Extracted text |
=-=-=-=-=

Today, a significant portion of my time was spent battling the creeping army of mold that continues to invade our home. It became so bad this week that Leigh could not sleep in the bedroom lest she wake up sneezing and clearing a seemingly never-ending accumulation of crud in her throat. So, armed with the most powerful stuff we could find at the home improvement store, I prepared myself for a tip-of-the-spear assault, pulled back pieces of the bedroom furniture and beheld the thriving, confident headquarters of the green and yellow army. All the while, I could hear that deep-voiced movie trailer guy narrating, “He thought it was over. He thought the war had ended, but now, they’re back, and, this time, it’s bacterial!”
The second thing I thought was, “Hmm, green and yellow. Either this is a sign that the Packers are going to get thrashed today, or that they’re so resilient that nothing will keep them down.”
The third thing I thought was how frustrating it is when mold or dust or pests simply won’t go away. You take all the steps you believe are necessary, you resolve yourself to see the process of eradication through, and yet, every few days (or weeks, or months), your nemesis is back, mocking you. “You thought you could get rid of me,” it says, taunting you with its irrepressible presence. “You can’t get rid of me. I’m part of this place – even since the beginning – and that makes me part of your world!” Then (if you have a cinematically-charged imagination like I do) it laughs maniacally and braces itself for your industrial-strength spray.
The struggle is very similar to our own personal battles with selfishness, which is the deeply rooted, impossible to eradicate source of all the ugly, disease-spreading spores in our life – the anger and the arrogance, the lust and the laziness, the detachment and the despair. We can scrub away at our behavior and our attitude, trying to sanitize it and keep it clean, but we cannot seem to get down deep enough to completely abolish our selfishness. But that doesn’t stop us from trying even the most sworn-by products out there – the self-help and the psychiatry and the alternative spirituality and, of course, the top-seller called denial. They’ve each been known to do the job as well as anything, and yet the mold remains, and eventually it rears its repugnant but very familiar head once again.
We are constantly at war with our lesser selves – that fallen person who won’t quite go away, no matter how successfully you believe you have stripped him of his power. We would do well to ultimately put our trust not in products that promise to fight for us, but in the One who sustains us even in the midst of the battle.

=-=-=-=-=

Goal of the exercise | Transcribe the passage of the mold essay above, starting at "The struggle is" and ending at "head once again.".

Extracted records |
=-=-=-=-=

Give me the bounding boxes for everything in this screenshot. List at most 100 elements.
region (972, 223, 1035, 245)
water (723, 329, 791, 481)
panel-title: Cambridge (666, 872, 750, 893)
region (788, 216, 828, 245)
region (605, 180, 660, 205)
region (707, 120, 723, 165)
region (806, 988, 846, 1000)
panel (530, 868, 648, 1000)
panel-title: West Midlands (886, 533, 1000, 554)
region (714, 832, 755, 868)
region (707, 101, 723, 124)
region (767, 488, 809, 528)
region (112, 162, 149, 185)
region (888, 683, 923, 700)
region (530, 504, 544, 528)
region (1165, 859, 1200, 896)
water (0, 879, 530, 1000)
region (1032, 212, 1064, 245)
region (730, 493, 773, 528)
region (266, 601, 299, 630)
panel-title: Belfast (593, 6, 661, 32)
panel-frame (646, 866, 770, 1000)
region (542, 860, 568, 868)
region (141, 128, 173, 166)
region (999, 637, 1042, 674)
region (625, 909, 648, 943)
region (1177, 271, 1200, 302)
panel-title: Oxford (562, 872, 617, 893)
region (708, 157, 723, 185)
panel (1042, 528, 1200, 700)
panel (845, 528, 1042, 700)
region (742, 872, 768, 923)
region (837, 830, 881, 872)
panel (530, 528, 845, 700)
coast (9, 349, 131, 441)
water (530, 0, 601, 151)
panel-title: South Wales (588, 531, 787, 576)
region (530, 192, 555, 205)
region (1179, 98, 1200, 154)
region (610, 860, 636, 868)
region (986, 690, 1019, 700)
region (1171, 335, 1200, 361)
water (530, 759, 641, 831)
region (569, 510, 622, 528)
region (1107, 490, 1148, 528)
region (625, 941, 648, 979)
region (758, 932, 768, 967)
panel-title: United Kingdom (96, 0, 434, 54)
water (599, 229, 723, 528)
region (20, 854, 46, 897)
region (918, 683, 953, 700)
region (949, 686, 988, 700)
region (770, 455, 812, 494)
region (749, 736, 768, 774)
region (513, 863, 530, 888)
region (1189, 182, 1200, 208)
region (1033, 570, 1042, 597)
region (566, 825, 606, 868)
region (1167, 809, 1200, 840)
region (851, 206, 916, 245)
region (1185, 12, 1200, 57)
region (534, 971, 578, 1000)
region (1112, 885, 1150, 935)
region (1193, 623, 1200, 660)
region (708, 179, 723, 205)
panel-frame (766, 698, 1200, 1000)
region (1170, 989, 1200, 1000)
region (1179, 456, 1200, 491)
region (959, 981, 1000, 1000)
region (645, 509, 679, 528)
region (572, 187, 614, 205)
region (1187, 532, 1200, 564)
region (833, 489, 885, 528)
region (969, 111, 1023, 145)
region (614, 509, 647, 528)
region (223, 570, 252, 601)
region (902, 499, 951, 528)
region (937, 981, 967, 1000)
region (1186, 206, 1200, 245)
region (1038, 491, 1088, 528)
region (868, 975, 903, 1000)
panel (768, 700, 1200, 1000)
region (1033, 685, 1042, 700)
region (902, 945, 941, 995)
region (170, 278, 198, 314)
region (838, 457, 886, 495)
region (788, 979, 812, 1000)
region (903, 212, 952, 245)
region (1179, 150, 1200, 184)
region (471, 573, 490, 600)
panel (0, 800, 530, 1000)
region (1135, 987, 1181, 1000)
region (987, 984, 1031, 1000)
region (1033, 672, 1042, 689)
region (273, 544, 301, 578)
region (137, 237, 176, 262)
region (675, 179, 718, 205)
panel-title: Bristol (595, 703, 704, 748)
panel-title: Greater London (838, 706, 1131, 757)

=-=-=-=-=

Answer for this exercise |
The struggle is very similar to our own personal battles with selfishness, which is the deeply rooted, impossible to eradicate source of all the ugly, disease-spreading spores in our life – the anger and the arrogance, the lust and the laziness, the detachment and the despair. We can scrub away at our behavior and our attitude, trying to sanitize it and keep it clean, but we cannot seem to get down deep enough to completely abolish our selfishness. But that doesn’t stop us from trying even the most sworn-by products out there – the self-help and the psychiatry and the alternative spirituality and, of course, the top-seller called denial. They’ve each been known to do the job as well as anything, and yet the mold remains, and eventually it rears its repugnant but very familiar head once again.